**THE EXERCISE**
The entries below should be transcribed in their entirety, exactly as written.
* Begin *
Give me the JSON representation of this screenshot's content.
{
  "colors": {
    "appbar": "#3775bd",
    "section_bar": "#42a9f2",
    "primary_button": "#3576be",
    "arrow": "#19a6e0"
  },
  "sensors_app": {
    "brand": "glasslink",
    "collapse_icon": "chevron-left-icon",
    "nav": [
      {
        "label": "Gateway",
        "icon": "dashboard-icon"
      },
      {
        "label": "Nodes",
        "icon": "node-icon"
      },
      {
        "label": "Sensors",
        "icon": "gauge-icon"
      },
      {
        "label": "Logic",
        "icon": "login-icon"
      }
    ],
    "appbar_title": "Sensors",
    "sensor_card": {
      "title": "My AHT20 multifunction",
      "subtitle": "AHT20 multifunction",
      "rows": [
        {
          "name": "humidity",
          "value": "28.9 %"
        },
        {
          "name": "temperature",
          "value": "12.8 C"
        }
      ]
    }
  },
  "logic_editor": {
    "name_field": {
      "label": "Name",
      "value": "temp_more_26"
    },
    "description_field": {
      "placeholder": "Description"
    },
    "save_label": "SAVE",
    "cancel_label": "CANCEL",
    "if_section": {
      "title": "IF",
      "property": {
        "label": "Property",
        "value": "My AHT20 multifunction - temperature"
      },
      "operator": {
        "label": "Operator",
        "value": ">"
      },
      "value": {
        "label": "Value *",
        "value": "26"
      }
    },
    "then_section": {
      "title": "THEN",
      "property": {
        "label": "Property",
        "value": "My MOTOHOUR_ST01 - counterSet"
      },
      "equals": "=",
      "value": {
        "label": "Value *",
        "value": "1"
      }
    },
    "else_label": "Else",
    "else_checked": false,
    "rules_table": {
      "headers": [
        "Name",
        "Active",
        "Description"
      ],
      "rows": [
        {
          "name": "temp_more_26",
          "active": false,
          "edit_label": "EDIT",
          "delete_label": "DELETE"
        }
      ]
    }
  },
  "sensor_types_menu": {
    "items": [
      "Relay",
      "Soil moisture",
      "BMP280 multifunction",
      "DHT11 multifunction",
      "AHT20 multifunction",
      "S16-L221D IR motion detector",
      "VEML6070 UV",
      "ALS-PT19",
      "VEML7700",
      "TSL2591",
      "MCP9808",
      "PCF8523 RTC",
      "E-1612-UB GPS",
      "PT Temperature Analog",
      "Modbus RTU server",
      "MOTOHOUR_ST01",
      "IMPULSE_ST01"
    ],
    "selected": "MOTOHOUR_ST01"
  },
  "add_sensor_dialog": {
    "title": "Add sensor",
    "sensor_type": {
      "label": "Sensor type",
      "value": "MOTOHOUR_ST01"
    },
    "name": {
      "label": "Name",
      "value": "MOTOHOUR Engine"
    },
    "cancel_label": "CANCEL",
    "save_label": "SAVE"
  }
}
* End *
**RESULT OF THIS EXERCISE**
Give me the JSON representation of this screenshot's content.
{
  "colors": {
    "appbar": "#3775bd",
    "section_bar": "#42a9f2",
    "primary_button": "#3576be",
    "arrow": "#19a6e0"
  },
  "sensors_app": {
    "brand": "glasslink",
    "collapse_icon": "chevron-left-icon",
    "nav": [
      {
        "label": "Gateway",
        "icon": "dashboard-icon"
      },
      {
        "label": "Nodes",
        "icon": "node-icon"
      },
      {
        "label": "Sensors",
        "icon": "gauge-icon"
      },
      {
        "label": "Logic",
        "icon": "login-icon"
      }
    ],
    "appbar_title": "Sensors",
    "sensor_card": {
      "title": "My AHT20 multifunction",
      "subtitle": "AHT20 multifunction",
      "rows": [
        {
          "name": "humidity",
          "value": "28.9 %"
        },
        {
          "name": "temperature",
          "value": "12.8 C"
        }
      ]
    }
  },
  "logic_editor": {
    "name_field": {
      "label": "Name",
      "value": "temp_more_26"
    },
    "description_field": {
      "placeholder": "Description"
    },
    "save_label": "SAVE",
    "cancel_label": "CANCEL",
    "if_section": {
      "title": "IF",
      "property": {
        "label": "Property",
        "value": "My AHT20 multifunction - temperature"
      },
      "operator": {
        "label": "Operator",
        "value": ">"
      },
      "value": {
        "label": "Value *",
        "value": "26"
      }
    },
    "then_section": {
      "title": "THEN",
      "property": {
        "label": "Property",
        "value": "My MOTOHOUR_ST01 - counterSet"
      },
      "equals": "=",
      "value": {
        "label": "Value *",
        "value": "1"
      }
    },
    "else_label": "Else",
    "else_checked": false,
    "rules_table": {
      "headers": [
        "Name",
        "Active",
        "Description"
      ],
      "rows": [
        {
          "name": "temp_more_26",
          "active": false,
          "edit_label": "EDIT",
          "delete_label": "DELETE"
        }
      ]
    }
  },
  "sensor_types_menu": {
    "items": [
      "Relay",
      "Soil moisture",
      "BMP280 multifunction",
      "DHT11 multifunction",
      "AHT20 multifunction",
      "S16-L221D IR motion detector",
      "VEML6070 UV",
      "ALS-PT19",
      "VEML7700",
      "TSL2591",
      "MCP9808",
      "PCF8523 RTC",
      "E-1612-UB GPS",
      "PT Temperature Analog",
      "Modbus RTU server",
      "MOTOHOUR_ST01",
      "IMPULSE_ST01"
    ],
    "selected": "MOTOHOUR_ST01"
  },
  "add_sensor_dialog": {
    "title": "Add sensor",
    "sensor_type": {
      "label": "Sensor type",
      "value": "MOTOHOUR_ST01"
    },
    "name": {
      "label": "Name",
      "value": "MOTOHOUR Engine"
    },
    "cancel_label": "CANCEL",
    "save_label": "SAVE"
  }
}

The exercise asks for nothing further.